* [Material provided]:
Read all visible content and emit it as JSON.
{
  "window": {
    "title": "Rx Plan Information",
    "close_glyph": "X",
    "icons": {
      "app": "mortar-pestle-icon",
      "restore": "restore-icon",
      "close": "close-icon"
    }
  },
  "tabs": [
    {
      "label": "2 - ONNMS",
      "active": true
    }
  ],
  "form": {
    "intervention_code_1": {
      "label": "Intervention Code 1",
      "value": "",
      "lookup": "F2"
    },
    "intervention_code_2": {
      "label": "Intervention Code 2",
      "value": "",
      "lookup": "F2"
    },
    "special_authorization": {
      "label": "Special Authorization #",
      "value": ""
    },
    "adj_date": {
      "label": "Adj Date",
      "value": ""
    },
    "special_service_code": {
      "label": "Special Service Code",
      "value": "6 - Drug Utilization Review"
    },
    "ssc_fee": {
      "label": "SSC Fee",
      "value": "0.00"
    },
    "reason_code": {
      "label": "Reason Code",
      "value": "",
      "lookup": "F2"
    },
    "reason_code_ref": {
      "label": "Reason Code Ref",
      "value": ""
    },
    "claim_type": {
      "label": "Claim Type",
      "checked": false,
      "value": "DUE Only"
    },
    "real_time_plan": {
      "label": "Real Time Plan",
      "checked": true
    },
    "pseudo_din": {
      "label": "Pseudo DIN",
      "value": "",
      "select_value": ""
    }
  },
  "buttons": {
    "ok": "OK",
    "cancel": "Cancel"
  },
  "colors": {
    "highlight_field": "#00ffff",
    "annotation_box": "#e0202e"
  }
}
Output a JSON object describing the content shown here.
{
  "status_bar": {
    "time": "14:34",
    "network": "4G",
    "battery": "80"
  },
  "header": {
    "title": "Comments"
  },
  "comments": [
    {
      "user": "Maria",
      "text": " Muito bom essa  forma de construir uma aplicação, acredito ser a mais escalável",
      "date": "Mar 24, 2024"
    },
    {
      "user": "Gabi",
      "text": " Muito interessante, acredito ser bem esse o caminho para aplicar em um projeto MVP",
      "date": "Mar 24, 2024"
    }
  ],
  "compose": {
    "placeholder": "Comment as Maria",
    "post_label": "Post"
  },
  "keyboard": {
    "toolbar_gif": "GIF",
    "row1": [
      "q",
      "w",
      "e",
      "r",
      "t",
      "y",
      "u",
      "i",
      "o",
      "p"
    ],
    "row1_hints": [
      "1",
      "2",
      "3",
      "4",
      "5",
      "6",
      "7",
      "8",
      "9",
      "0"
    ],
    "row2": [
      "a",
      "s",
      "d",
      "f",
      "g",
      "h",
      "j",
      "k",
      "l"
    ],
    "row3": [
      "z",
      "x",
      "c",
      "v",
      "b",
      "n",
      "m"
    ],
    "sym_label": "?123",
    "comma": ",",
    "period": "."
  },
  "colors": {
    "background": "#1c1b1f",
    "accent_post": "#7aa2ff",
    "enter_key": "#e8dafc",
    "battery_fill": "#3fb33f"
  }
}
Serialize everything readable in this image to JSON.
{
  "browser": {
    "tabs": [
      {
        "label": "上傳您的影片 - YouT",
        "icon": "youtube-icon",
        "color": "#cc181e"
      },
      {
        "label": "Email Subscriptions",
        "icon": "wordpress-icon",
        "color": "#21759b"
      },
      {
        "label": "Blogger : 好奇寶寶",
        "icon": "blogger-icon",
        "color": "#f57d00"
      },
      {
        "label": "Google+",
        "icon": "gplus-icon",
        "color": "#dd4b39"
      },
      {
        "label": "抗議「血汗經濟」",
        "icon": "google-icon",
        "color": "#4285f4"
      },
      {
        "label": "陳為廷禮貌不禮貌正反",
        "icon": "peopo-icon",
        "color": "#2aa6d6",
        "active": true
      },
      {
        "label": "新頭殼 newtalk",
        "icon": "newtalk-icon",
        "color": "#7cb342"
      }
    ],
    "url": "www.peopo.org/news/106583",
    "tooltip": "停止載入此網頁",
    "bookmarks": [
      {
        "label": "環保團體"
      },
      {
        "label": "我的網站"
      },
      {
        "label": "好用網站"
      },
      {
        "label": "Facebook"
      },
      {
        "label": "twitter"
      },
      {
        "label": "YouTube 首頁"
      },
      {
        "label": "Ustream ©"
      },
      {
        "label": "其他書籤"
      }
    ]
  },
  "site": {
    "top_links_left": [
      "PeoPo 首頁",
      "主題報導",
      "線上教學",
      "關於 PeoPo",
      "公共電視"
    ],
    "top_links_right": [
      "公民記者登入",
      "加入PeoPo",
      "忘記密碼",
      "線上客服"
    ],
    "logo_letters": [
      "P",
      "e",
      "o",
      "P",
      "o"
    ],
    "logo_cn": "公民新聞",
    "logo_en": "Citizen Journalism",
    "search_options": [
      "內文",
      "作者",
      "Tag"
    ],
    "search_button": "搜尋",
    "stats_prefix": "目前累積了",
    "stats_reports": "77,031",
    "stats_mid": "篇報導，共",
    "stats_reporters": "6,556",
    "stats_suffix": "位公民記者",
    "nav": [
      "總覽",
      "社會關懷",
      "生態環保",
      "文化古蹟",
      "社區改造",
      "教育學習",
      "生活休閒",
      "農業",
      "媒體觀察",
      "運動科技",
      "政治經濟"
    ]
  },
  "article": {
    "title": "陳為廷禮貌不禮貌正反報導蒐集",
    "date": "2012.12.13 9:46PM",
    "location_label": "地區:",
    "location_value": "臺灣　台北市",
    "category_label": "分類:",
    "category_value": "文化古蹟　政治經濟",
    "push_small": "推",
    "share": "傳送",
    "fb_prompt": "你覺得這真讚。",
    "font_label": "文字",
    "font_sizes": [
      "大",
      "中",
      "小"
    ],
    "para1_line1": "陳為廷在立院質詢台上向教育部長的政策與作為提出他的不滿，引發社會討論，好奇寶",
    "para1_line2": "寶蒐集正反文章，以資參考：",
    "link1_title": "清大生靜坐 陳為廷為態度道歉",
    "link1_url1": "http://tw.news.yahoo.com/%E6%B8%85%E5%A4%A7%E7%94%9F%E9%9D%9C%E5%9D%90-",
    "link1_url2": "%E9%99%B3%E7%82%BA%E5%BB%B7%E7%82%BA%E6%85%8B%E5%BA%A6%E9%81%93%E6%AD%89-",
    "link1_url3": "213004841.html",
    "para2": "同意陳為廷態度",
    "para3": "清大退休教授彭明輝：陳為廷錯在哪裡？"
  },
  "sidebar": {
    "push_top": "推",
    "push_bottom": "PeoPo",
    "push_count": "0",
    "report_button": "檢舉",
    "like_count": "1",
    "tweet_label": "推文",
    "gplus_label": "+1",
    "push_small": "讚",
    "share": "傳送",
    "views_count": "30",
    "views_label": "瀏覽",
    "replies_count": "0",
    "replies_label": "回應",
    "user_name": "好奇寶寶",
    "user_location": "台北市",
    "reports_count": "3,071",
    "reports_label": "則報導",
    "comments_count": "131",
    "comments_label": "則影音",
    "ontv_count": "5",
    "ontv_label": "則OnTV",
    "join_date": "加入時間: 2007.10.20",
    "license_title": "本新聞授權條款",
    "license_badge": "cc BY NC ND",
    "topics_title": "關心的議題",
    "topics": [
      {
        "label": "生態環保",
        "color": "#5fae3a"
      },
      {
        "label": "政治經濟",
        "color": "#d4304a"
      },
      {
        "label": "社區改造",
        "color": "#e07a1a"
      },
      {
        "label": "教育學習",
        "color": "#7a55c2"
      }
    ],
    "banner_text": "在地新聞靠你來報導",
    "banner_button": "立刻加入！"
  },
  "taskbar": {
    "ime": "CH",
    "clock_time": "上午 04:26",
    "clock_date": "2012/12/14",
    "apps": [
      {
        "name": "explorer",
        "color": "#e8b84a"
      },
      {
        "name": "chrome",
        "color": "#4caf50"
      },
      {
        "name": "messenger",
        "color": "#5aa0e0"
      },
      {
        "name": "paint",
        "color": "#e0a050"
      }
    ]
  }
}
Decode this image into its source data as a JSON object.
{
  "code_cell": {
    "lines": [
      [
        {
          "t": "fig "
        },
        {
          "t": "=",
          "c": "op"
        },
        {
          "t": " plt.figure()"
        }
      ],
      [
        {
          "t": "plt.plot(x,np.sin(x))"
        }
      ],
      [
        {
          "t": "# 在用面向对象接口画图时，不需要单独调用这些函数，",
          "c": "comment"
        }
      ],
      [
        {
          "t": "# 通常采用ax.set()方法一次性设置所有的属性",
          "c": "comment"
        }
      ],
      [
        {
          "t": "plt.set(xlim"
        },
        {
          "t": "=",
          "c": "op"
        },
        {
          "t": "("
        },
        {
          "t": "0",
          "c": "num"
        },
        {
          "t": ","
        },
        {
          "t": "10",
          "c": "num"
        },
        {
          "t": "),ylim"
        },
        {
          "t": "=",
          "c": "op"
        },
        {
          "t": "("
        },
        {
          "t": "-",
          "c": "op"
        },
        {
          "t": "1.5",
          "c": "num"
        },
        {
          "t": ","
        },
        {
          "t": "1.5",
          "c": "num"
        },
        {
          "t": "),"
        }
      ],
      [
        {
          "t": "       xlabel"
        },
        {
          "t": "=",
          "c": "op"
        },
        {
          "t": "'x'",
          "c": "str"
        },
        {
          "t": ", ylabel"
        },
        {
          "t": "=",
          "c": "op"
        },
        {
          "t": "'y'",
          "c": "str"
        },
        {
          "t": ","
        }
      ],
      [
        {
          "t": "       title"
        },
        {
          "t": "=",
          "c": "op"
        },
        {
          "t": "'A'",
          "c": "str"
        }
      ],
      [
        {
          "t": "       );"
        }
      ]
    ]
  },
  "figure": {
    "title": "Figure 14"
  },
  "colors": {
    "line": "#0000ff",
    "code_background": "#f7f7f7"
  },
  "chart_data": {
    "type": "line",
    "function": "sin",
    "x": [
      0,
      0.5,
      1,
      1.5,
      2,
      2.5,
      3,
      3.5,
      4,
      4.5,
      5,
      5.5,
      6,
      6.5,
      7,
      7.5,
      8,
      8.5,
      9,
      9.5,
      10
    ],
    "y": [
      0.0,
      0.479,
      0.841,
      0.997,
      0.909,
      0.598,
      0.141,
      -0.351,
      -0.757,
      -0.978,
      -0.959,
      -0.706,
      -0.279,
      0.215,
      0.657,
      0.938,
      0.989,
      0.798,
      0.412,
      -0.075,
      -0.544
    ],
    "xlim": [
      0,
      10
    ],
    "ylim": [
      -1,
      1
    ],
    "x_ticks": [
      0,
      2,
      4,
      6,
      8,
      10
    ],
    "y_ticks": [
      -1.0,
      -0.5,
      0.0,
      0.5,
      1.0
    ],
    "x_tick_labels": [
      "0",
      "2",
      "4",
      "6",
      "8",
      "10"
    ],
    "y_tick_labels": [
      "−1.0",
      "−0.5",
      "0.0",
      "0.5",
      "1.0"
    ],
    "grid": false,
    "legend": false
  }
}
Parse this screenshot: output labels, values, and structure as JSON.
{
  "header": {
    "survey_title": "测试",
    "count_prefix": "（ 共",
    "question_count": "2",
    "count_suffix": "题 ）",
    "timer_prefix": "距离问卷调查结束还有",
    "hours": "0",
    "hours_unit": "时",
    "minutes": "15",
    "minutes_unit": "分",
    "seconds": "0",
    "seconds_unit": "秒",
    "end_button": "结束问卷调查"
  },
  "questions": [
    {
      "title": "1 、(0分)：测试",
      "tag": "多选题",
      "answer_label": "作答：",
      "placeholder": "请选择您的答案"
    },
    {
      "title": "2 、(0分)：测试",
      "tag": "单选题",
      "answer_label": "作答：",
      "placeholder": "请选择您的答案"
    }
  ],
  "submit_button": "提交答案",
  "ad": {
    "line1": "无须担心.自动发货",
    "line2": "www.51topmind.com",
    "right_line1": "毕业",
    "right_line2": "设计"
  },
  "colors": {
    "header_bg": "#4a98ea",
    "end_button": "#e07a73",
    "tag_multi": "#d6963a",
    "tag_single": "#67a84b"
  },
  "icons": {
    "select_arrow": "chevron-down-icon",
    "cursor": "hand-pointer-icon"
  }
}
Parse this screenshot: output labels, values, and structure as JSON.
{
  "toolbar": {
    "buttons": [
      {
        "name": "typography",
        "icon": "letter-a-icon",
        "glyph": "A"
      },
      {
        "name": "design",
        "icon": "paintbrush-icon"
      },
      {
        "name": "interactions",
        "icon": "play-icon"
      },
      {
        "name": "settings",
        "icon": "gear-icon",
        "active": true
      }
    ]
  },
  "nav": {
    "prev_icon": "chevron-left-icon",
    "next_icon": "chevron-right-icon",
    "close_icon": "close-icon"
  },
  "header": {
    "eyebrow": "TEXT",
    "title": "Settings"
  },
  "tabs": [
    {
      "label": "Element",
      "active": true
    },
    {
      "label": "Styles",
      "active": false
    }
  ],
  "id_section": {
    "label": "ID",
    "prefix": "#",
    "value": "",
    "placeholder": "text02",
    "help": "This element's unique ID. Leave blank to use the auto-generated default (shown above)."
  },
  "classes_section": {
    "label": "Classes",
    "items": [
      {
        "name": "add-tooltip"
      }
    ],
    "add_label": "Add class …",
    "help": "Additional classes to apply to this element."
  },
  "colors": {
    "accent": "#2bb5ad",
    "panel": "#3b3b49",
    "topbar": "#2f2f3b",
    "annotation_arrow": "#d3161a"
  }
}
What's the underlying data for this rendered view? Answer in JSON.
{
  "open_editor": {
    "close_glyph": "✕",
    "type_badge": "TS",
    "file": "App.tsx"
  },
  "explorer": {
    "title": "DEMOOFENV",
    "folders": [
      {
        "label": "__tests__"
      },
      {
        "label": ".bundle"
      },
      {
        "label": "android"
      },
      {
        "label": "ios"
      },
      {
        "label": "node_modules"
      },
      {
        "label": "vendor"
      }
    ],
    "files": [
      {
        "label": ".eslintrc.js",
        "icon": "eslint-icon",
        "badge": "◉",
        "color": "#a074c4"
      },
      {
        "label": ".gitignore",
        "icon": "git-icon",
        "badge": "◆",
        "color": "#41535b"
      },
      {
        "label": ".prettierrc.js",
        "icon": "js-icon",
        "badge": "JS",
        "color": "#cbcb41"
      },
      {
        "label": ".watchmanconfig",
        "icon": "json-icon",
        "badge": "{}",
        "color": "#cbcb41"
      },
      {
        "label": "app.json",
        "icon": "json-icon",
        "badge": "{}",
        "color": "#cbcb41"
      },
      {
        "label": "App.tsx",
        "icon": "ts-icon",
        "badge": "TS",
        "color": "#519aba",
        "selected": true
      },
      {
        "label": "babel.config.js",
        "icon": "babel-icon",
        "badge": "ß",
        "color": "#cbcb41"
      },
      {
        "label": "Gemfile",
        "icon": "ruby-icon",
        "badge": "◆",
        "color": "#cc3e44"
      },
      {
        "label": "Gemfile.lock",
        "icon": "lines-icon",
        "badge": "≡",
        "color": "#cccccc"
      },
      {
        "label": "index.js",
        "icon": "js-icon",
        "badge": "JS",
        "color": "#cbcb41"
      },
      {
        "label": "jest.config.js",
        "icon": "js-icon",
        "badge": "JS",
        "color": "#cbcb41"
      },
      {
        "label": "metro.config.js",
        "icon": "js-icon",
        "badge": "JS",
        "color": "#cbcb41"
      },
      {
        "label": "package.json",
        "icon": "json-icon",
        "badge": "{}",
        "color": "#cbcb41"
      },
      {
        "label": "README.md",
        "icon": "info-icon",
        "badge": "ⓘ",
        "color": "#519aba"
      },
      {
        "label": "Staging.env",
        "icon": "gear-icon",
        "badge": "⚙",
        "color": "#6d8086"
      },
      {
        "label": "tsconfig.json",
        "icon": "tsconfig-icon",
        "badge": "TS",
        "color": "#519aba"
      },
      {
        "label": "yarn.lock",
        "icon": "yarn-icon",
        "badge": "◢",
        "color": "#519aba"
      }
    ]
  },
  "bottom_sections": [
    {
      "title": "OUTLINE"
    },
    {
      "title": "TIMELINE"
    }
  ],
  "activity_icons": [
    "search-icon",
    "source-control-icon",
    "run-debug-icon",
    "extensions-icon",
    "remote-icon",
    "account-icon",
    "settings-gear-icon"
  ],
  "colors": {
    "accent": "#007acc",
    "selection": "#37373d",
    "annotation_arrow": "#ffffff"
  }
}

* [Task brief]:
Looking at the records above, tally the lines holding "source" and reply with that number only.

* [Response to the exercise]:
2